— start —

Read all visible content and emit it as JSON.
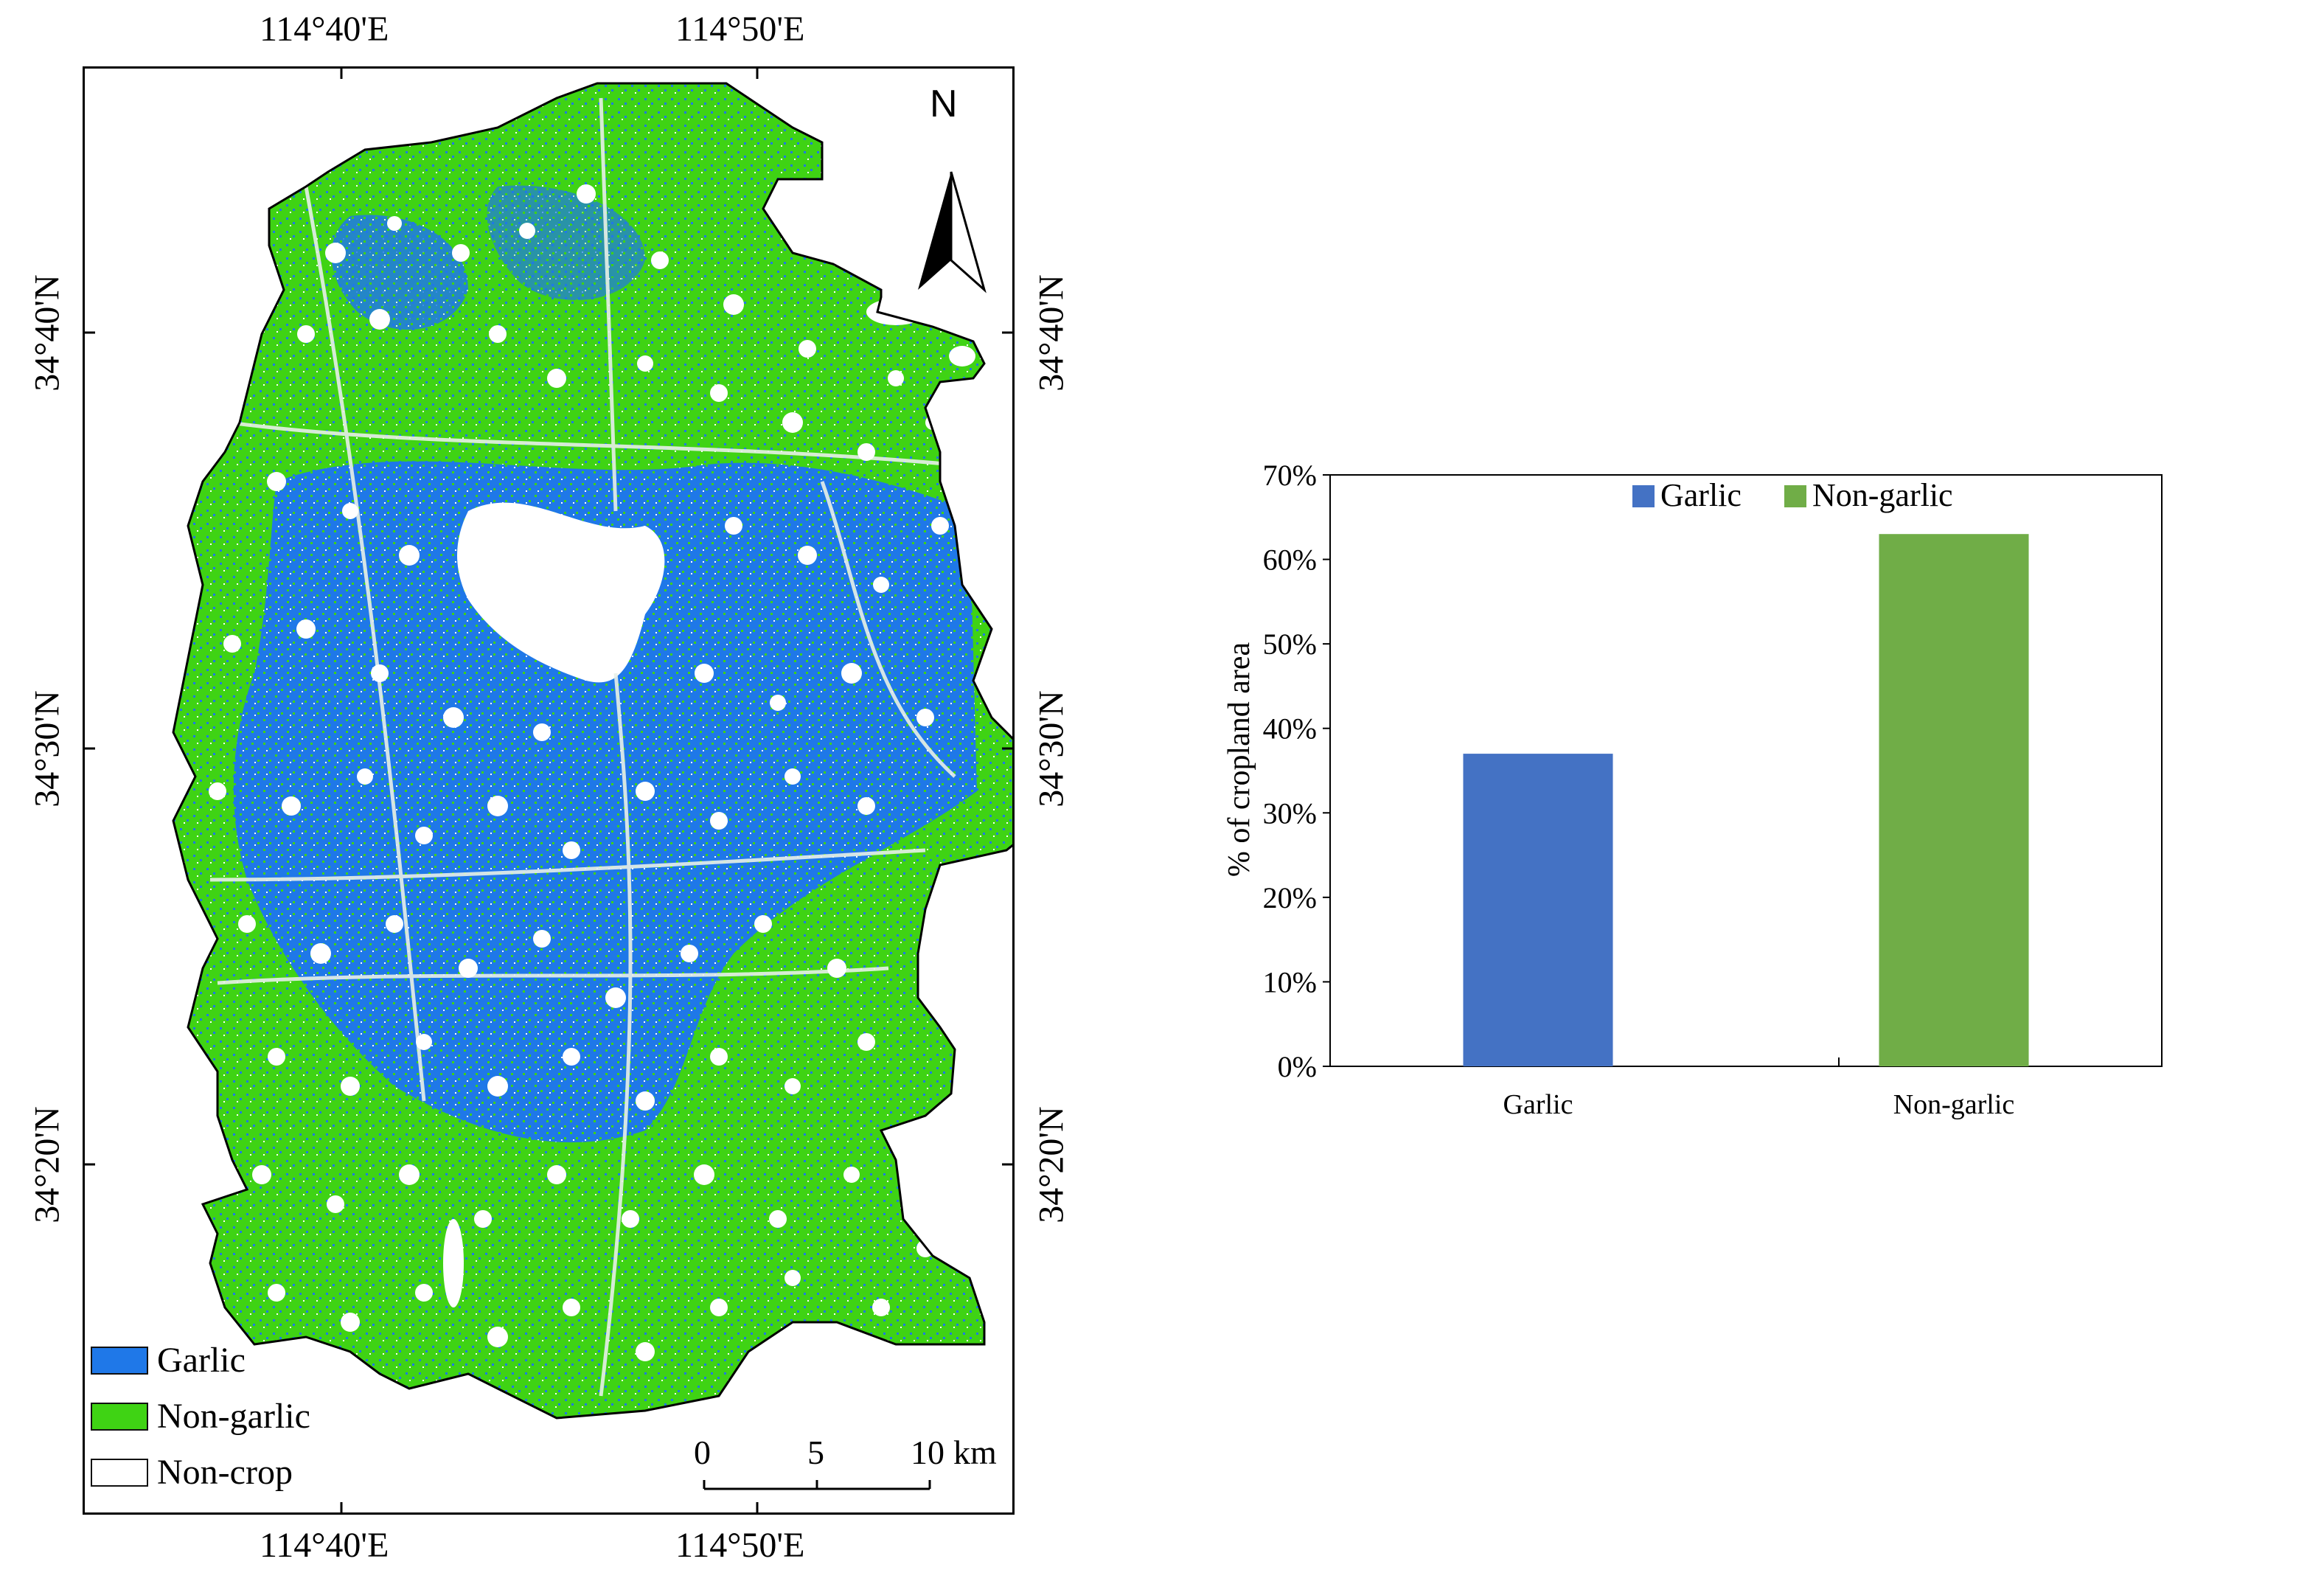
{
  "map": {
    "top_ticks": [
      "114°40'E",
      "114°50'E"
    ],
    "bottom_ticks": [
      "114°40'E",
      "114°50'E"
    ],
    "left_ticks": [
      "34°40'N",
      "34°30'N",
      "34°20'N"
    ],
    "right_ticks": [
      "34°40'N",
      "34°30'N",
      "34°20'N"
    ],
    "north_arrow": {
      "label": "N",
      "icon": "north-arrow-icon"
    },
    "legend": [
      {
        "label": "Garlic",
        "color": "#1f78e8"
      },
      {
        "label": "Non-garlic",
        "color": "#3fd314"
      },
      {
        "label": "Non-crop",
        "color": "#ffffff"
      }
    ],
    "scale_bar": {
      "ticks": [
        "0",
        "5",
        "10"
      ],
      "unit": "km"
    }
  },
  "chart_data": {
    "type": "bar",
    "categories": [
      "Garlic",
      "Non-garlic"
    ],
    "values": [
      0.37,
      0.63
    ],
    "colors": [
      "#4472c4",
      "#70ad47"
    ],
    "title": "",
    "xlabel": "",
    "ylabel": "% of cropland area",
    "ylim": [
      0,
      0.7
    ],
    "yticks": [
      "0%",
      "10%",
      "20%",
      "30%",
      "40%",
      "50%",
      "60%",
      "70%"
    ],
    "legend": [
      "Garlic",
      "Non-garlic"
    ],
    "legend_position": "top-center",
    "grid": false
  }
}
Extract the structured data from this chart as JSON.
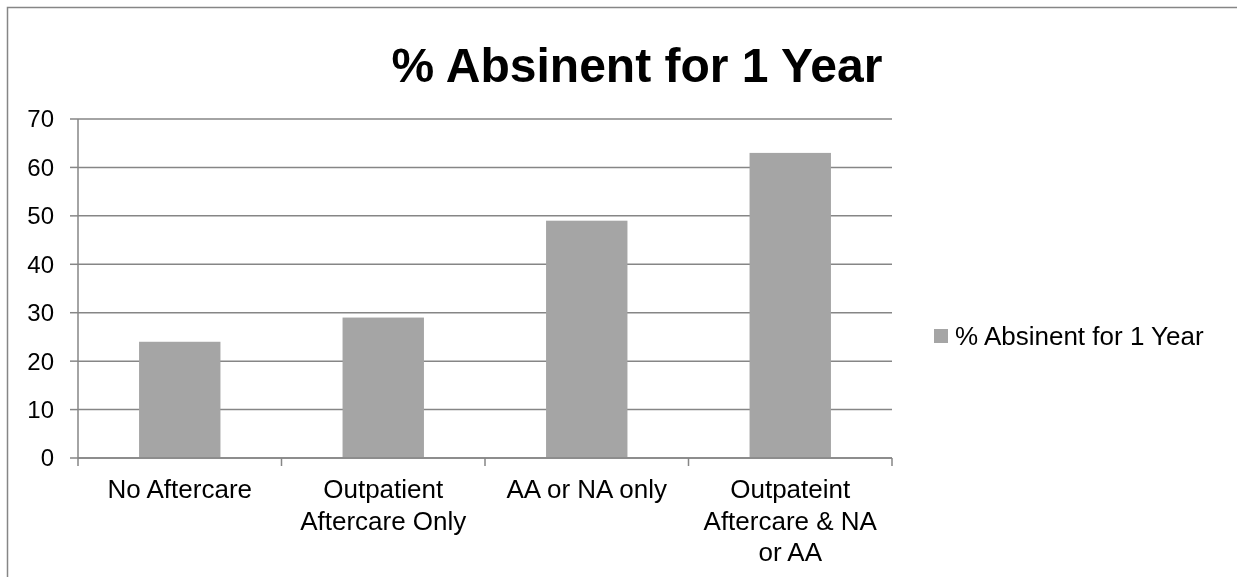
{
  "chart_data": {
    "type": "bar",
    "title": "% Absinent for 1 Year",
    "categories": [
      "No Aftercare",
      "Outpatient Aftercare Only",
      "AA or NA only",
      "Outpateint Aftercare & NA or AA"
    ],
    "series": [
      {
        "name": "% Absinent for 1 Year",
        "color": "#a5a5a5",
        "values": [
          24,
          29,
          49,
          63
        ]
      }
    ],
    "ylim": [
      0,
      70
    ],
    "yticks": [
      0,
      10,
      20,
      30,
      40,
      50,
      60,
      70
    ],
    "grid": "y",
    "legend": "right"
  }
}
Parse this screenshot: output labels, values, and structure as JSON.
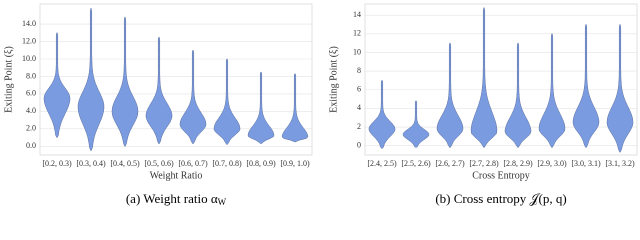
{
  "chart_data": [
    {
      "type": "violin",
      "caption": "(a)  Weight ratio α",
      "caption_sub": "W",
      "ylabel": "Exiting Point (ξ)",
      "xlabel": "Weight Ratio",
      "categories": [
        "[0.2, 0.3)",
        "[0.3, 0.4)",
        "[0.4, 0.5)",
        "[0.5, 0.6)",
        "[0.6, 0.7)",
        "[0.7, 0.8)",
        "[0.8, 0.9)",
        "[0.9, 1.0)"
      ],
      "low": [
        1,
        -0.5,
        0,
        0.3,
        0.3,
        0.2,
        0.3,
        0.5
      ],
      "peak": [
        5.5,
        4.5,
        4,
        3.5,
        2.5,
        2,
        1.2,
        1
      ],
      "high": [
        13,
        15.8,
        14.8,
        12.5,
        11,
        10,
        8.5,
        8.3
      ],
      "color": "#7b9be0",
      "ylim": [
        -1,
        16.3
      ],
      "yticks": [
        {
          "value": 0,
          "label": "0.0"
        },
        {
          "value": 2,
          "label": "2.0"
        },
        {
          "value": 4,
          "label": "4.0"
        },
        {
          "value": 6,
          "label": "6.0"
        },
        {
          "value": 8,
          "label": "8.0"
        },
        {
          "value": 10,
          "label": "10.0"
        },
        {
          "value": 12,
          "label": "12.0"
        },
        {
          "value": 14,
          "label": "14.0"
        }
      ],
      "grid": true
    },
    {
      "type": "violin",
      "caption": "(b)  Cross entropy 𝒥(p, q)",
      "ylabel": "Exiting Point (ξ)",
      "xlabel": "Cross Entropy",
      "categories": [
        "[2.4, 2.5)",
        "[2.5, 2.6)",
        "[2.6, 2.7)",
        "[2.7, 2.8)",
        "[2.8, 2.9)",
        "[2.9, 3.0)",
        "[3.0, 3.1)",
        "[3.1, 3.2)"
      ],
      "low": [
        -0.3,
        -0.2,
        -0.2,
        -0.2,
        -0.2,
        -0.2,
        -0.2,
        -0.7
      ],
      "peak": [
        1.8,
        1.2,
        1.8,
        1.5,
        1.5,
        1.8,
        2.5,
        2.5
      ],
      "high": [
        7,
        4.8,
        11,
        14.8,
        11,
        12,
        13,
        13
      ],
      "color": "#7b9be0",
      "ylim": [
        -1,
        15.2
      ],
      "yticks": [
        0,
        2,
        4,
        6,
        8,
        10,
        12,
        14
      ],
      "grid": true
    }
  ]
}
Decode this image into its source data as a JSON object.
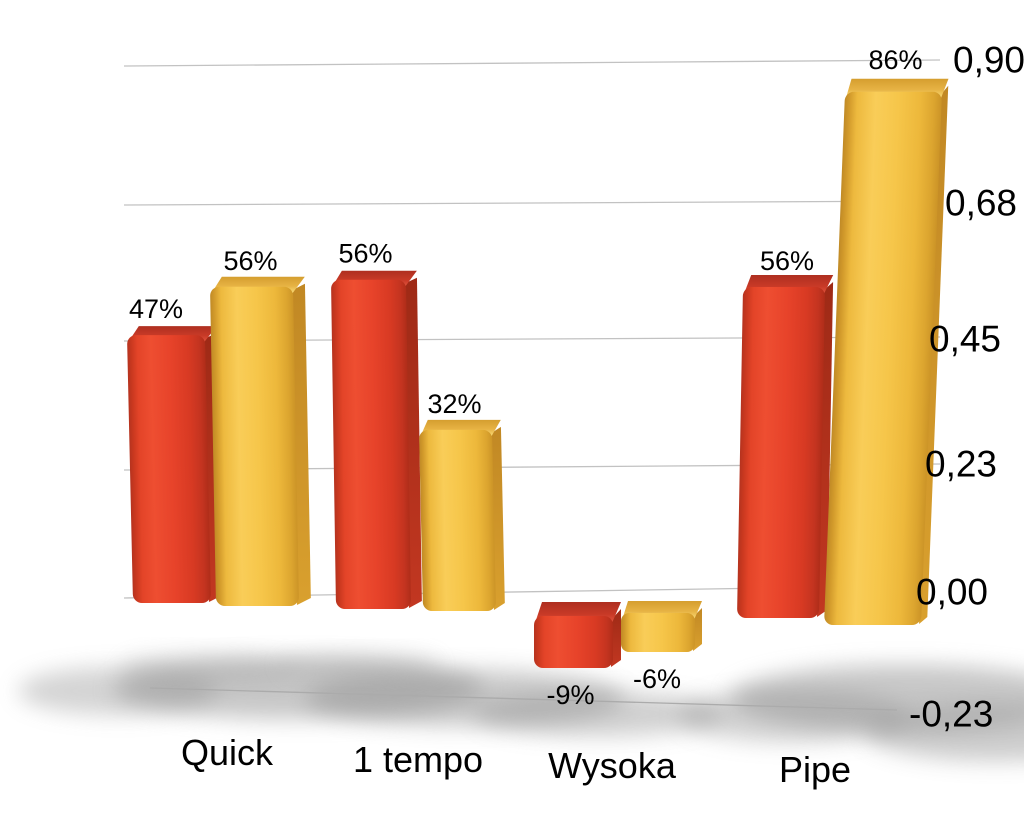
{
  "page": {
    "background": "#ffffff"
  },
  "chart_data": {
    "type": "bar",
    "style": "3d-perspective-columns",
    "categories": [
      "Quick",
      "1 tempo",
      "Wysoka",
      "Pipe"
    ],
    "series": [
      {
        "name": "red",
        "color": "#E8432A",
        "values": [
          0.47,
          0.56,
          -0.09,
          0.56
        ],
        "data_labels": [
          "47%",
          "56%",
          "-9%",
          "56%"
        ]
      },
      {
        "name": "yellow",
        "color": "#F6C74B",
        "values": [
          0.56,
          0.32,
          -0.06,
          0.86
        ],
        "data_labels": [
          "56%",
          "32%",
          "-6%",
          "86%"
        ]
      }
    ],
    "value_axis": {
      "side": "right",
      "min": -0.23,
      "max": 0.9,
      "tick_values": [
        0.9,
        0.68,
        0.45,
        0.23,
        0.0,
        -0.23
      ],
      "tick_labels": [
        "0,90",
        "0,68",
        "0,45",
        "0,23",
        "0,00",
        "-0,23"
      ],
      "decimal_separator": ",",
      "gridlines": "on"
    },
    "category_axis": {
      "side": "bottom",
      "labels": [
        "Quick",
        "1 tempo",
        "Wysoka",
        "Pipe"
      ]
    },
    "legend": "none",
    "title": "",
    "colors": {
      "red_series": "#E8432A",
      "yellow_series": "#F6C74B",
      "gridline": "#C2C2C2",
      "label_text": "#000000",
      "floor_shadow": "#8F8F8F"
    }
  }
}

— end —

What you should do — Leave the images out and output the remaining material exactly as it stands.

Result for this task —
Read all visible content and emit it as JSON.
{
  "map": {
    "top_ticks": [
      "114°40'E",
      "114°50'E"
    ],
    "bottom_ticks": [
      "114°40'E",
      "114°50'E"
    ],
    "left_ticks": [
      "34°40'N",
      "34°30'N",
      "34°20'N"
    ],
    "right_ticks": [
      "34°40'N",
      "34°30'N",
      "34°20'N"
    ],
    "north_arrow": {
      "label": "N",
      "icon": "north-arrow-icon"
    },
    "legend": [
      {
        "label": "Garlic",
        "color": "#1f78e8"
      },
      {
        "label": "Non-garlic",
        "color": "#3fd314"
      },
      {
        "label": "Non-crop",
        "color": "#ffffff"
      }
    ],
    "scale_bar": {
      "ticks": [
        "0",
        "5",
        "10"
      ],
      "unit": "km"
    }
  },
  "chart_data": {
    "type": "bar",
    "categories": [
      "Garlic",
      "Non-garlic"
    ],
    "values": [
      0.37,
      0.63
    ],
    "colors": [
      "#4472c4",
      "#70ad47"
    ],
    "title": "",
    "xlabel": "",
    "ylabel": "% of cropland area",
    "ylim": [
      0,
      0.7
    ],
    "yticks": [
      "0%",
      "10%",
      "20%",
      "30%",
      "40%",
      "50%",
      "60%",
      "70%"
    ],
    "legend": [
      "Garlic",
      "Non-garlic"
    ],
    "legend_position": "top-center",
    "grid": false
  }
}
Extract the structured data from this chart as JSON.
{
  "chart_data": {
    "type": "bar",
    "title": "% Absinent for 1 Year",
    "categories": [
      "No Aftercare",
      "Outpatient Aftercare Only",
      "AA or NA only",
      "Outpateint Aftercare & NA or AA"
    ],
    "series": [
      {
        "name": "% Absinent for 1 Year",
        "color": "#a5a5a5",
        "values": [
          24,
          29,
          49,
          63
        ]
      }
    ],
    "ylim": [
      0,
      70
    ],
    "yticks": [
      0,
      10,
      20,
      30,
      40,
      50,
      60,
      70
    ],
    "grid": "y",
    "legend": "right"
  }
}
Parse this screenshot: output labels, values, and structure as JSON.
{
  "chart_data": [
    {
      "type": "violin",
      "caption": "(a)  Weight ratio α",
      "caption_sub": "W",
      "ylabel": "Exiting Point (ξ)",
      "xlabel": "Weight Ratio",
      "categories": [
        "[0.2, 0.3)",
        "[0.3, 0.4)",
        "[0.4, 0.5)",
        "[0.5, 0.6)",
        "[0.6, 0.7)",
        "[0.7, 0.8)",
        "[0.8, 0.9)",
        "[0.9, 1.0)"
      ],
      "low": [
        1,
        -0.5,
        0,
        0.3,
        0.3,
        0.2,
        0.3,
        0.5
      ],
      "peak": [
        5.5,
        4.5,
        4,
        3.5,
        2.5,
        2,
        1.2,
        1
      ],
      "high": [
        13,
        15.8,
        14.8,
        12.5,
        11,
        10,
        8.5,
        8.3
      ],
      "color": "#7b9be0",
      "ylim": [
        -1,
        16.3
      ],
      "yticks": [
        {
          "value": 0,
          "label": "0.0"
        },
        {
          "value": 2,
          "label": "2.0"
        },
        {
          "value": 4,
          "label": "4.0"
        },
        {
          "value": 6,
          "label": "6.0"
        },
        {
          "value": 8,
          "label": "8.0"
        },
        {
          "value": 10,
          "label": "10.0"
        },
        {
          "value": 12,
          "label": "12.0"
        },
        {
          "value": 14,
          "label": "14.0"
        }
      ],
      "grid": true
    },
    {
      "type": "violin",
      "caption": "(b)  Cross entropy 𝒥(p, q)",
      "ylabel": "Exiting Point (ξ)",
      "xlabel": "Cross Entropy",
      "categories": [
        "[2.4, 2.5)",
        "[2.5, 2.6)",
        "[2.6, 2.7)",
        "[2.7, 2.8)",
        "[2.8, 2.9)",
        "[2.9, 3.0)",
        "[3.0, 3.1)",
        "[3.1, 3.2)"
      ],
      "low": [
        -0.3,
        -0.2,
        -0.2,
        -0.2,
        -0.2,
        -0.2,
        -0.2,
        -0.7
      ],
      "peak": [
        1.8,
        1.2,
        1.8,
        1.5,
        1.5,
        1.8,
        2.5,
        2.5
      ],
      "high": [
        7,
        4.8,
        11,
        14.8,
        11,
        12,
        13,
        13
      ],
      "color": "#7b9be0",
      "ylim": [
        -1,
        15.2
      ],
      "yticks": [
        0,
        2,
        4,
        6,
        8,
        10,
        12,
        14
      ],
      "grid": true
    }
  ]
}
Decode this image into its source data as a JSON object.
{
  "page": {
    "background": "#ffffff"
  },
  "chart_data": {
    "type": "bar",
    "style": "3d-perspective-columns",
    "categories": [
      "Quick",
      "1 tempo",
      "Wysoka",
      "Pipe"
    ],
    "series": [
      {
        "name": "red",
        "color": "#E8432A",
        "values": [
          0.47,
          0.56,
          -0.09,
          0.56
        ],
        "data_labels": [
          "47%",
          "56%",
          "-9%",
          "56%"
        ]
      },
      {
        "name": "yellow",
        "color": "#F6C74B",
        "values": [
          0.56,
          0.32,
          -0.06,
          0.86
        ],
        "data_labels": [
          "56%",
          "32%",
          "-6%",
          "86%"
        ]
      }
    ],
    "value_axis": {
      "side": "right",
      "min": -0.23,
      "max": 0.9,
      "tick_values": [
        0.9,
        0.68,
        0.45,
        0.23,
        0.0,
        -0.23
      ],
      "tick_labels": [
        "0,90",
        "0,68",
        "0,45",
        "0,23",
        "0,00",
        "-0,23"
      ],
      "decimal_separator": ",",
      "gridlines": "on"
    },
    "category_axis": {
      "side": "bottom",
      "labels": [
        "Quick",
        "1 tempo",
        "Wysoka",
        "Pipe"
      ]
    },
    "legend": "none",
    "title": "",
    "colors": {
      "red_series": "#E8432A",
      "yellow_series": "#F6C74B",
      "gridline": "#C2C2C2",
      "label_text": "#000000",
      "floor_shadow": "#8F8F8F"
    }
  }
}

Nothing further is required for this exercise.